__Task statement__. Go through the records and extract every line with the word "JSON".

Records excerpted from a collection
- - - -
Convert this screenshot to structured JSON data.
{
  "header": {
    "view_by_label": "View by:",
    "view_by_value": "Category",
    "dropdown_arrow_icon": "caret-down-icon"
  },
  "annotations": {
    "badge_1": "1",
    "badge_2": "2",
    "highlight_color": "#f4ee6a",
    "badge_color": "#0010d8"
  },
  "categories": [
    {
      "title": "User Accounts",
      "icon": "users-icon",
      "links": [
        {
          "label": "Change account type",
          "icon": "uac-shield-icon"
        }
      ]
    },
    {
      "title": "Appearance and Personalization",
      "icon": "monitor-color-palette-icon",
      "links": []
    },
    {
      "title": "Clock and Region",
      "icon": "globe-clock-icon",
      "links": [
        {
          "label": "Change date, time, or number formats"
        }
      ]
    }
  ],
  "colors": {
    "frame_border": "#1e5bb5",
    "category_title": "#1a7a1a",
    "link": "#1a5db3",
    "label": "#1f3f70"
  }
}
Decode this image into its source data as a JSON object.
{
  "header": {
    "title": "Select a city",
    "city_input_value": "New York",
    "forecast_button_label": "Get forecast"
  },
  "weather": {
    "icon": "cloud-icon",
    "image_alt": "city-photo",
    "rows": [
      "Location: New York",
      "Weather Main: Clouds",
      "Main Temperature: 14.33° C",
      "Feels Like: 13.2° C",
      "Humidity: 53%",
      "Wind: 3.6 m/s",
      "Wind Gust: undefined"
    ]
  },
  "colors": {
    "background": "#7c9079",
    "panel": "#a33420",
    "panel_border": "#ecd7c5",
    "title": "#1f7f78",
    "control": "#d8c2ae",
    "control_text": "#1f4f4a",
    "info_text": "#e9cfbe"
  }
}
- - - -
__The answer__.
Convert this screenshot to structured JSON data.
Decode this image into its source data as a JSON object.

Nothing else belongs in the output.